### DATA ###
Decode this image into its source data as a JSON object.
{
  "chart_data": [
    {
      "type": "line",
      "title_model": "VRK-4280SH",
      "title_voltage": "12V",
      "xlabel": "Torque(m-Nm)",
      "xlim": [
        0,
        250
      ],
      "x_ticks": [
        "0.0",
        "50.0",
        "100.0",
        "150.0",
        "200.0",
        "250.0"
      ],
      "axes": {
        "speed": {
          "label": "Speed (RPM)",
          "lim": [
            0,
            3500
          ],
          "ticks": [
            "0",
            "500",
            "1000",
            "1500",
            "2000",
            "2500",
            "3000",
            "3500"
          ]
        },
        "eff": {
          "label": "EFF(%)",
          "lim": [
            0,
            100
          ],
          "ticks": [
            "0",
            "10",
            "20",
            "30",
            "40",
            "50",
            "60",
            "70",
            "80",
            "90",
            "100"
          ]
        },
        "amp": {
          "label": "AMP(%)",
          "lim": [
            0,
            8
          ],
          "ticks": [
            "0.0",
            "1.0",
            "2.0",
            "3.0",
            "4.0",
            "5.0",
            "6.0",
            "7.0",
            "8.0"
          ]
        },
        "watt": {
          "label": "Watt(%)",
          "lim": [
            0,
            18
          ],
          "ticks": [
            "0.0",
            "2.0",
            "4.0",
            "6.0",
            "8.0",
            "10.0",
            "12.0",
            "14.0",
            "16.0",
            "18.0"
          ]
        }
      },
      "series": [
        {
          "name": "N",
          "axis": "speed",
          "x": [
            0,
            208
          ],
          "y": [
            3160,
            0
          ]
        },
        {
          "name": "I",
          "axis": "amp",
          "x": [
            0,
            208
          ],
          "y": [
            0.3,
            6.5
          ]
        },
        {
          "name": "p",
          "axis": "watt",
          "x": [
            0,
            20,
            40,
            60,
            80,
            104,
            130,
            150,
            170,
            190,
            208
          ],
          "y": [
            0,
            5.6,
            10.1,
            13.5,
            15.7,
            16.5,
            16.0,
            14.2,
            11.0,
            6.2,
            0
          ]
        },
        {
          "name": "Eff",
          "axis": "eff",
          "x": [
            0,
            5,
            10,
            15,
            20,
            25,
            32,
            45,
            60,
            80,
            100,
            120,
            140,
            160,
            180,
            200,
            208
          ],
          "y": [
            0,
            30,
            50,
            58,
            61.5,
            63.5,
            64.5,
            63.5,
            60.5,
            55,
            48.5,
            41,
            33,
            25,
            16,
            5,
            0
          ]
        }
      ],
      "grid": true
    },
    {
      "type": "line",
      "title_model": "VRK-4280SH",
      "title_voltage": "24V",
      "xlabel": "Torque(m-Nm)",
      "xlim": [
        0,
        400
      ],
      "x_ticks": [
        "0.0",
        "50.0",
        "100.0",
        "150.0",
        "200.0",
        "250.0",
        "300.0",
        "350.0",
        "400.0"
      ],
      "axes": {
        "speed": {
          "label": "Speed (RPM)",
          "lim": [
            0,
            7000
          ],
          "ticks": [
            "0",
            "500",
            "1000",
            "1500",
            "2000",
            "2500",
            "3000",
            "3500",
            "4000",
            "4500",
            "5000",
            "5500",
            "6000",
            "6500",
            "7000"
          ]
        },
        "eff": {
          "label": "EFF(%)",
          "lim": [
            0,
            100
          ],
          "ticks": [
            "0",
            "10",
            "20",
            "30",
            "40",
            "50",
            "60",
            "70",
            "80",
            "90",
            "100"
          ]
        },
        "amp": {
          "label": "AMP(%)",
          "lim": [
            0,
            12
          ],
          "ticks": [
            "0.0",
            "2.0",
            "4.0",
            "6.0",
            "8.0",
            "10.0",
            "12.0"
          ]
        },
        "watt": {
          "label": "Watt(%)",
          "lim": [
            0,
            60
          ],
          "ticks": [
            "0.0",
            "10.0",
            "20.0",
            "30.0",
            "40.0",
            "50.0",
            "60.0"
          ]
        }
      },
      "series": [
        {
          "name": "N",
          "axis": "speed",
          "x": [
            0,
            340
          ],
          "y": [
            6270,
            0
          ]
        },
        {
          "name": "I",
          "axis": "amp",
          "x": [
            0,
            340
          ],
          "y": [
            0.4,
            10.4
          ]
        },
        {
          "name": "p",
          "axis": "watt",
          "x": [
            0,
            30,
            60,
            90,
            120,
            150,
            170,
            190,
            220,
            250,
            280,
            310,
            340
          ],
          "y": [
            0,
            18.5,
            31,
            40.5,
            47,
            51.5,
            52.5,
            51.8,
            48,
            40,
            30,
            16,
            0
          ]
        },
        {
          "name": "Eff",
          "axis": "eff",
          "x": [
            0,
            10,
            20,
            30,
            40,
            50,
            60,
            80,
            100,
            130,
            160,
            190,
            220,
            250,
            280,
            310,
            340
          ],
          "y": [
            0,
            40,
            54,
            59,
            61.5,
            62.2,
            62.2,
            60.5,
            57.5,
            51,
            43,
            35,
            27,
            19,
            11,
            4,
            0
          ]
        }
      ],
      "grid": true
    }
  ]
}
###
__EXERCISE BRIEF__. In full and verbatim, repeat the records given above.

__COMPLETED TASK__.
Decode this image into its source data as a JSON object.
{
  "chart_data": [
    {
      "type": "line",
      "title_model": "VRK-4280SH",
      "title_voltage": "12V",
      "xlabel": "Torque(m-Nm)",
      "xlim": [
        0,
        250
      ],
      "x_ticks": [
        "0.0",
        "50.0",
        "100.0",
        "150.0",
        "200.0",
        "250.0"
      ],
      "axes": {
        "speed": {
          "label": "Speed (RPM)",
          "lim": [
            0,
            3500
          ],
          "ticks": [
            "0",
            "500",
            "1000",
            "1500",
            "2000",
            "2500",
            "3000",
            "3500"
          ]
        },
        "eff": {
          "label": "EFF(%)",
          "lim": [
            0,
            100
          ],
          "ticks": [
            "0",
            "10",
            "20",
            "30",
            "40",
            "50",
            "60",
            "70",
            "80",
            "90",
            "100"
          ]
        },
        "amp": {
          "label": "AMP(%)",
          "lim": [
            0,
            8
          ],
          "ticks": [
            "0.0",
            "1.0",
            "2.0",
            "3.0",
            "4.0",
            "5.0",
            "6.0",
            "7.0",
            "8.0"
          ]
        },
        "watt": {
          "label": "Watt(%)",
          "lim": [
            0,
            18
          ],
          "ticks": [
            "0.0",
            "2.0",
            "4.0",
            "6.0",
            "8.0",
            "10.0",
            "12.0",
            "14.0",
            "16.0",
            "18.0"
          ]
        }
      },
      "series": [
        {
          "name": "N",
          "axis": "speed",
          "x": [
            0,
            208
          ],
          "y": [
            3160,
            0
          ]
        },
        {
          "name": "I",
          "axis": "amp",
          "x": [
            0,
            208
          ],
          "y": [
            0.3,
            6.5
          ]
        },
        {
          "name": "p",
          "axis": "watt",
          "x": [
            0,
            20,
            40,
            60,
            80,
            104,
            130,
            150,
            170,
            190,
            208
          ],
          "y": [
            0,
            5.6,
            10.1,
            13.5,
            15.7,
            16.5,
            16.0,
            14.2,
            11.0,
            6.2,
            0
          ]
        },
        {
          "name": "Eff",
          "axis": "eff",
          "x": [
            0,
            5,
            10,
            15,
            20,
            25,
            32,
            45,
            60,
            80,
            100,
            120,
            140,
            160,
            180,
            200,
            208
          ],
          "y": [
            0,
            30,
            50,
            58,
            61.5,
            63.5,
            64.5,
            63.5,
            60.5,
            55,
            48.5,
            41,
            33,
            25,
            16,
            5,
            0
          ]
        }
      ],
      "grid": true
    },
    {
      "type": "line",
      "title_model": "VRK-4280SH",
      "title_voltage": "24V",
      "xlabel": "Torque(m-Nm)",
      "xlim": [
        0,
        400
      ],
      "x_ticks": [
        "0.0",
        "50.0",
        "100.0",
        "150.0",
        "200.0",
        "250.0",
        "300.0",
        "350.0",
        "400.0"
      ],
      "axes": {
        "speed": {
          "label": "Speed (RPM)",
          "lim": [
            0,
            7000
          ],
          "ticks": [
            "0",
            "500",
            "1000",
            "1500",
            "2000",
            "2500",
            "3000",
            "3500",
            "4000",
            "4500",
            "5000",
            "5500",
            "6000",
            "6500",
            "7000"
          ]
        },
        "eff": {
          "label": "EFF(%)",
          "lim": [
            0,
            100
          ],
          "ticks": [
            "0",
            "10",
            "20",
            "30",
            "40",
            "50",
            "60",
            "70",
            "80",
            "90",
            "100"
          ]
        },
        "amp": {
          "label": "AMP(%)",
          "lim": [
            0,
            12
          ],
          "ticks": [
            "0.0",
            "2.0",
            "4.0",
            "6.0",
            "8.0",
            "10.0",
            "12.0"
          ]
        },
        "watt": {
          "label": "Watt(%)",
          "lim": [
            0,
            60
          ],
          "ticks": [
            "0.0",
            "10.0",
            "20.0",
            "30.0",
            "40.0",
            "50.0",
            "60.0"
          ]
        }
      },
      "series": [
        {
          "name": "N",
          "axis": "speed",
          "x": [
            0,
            340
          ],
          "y": [
            6270,
            0
          ]
        },
        {
          "name": "I",
          "axis": "amp",
          "x": [
            0,
            340
          ],
          "y": [
            0.4,
            10.4
          ]
        },
        {
          "name": "p",
          "axis": "watt",
          "x": [
            0,
            30,
            60,
            90,
            120,
            150,
            170,
            190,
            220,
            250,
            280,
            310,
            340
          ],
          "y": [
            0,
            18.5,
            31,
            40.5,
            47,
            51.5,
            52.5,
            51.8,
            48,
            40,
            30,
            16,
            0
          ]
        },
        {
          "name": "Eff",
          "axis": "eff",
          "x": [
            0,
            10,
            20,
            30,
            40,
            50,
            60,
            80,
            100,
            130,
            160,
            190,
            220,
            250,
            280,
            310,
            340
          ],
          "y": [
            0,
            40,
            54,
            59,
            61.5,
            62.2,
            62.2,
            60.5,
            57.5,
            51,
            43,
            35,
            27,
            19,
            11,
            4,
            0
          ]
        }
      ],
      "grid": true
    }
  ]
}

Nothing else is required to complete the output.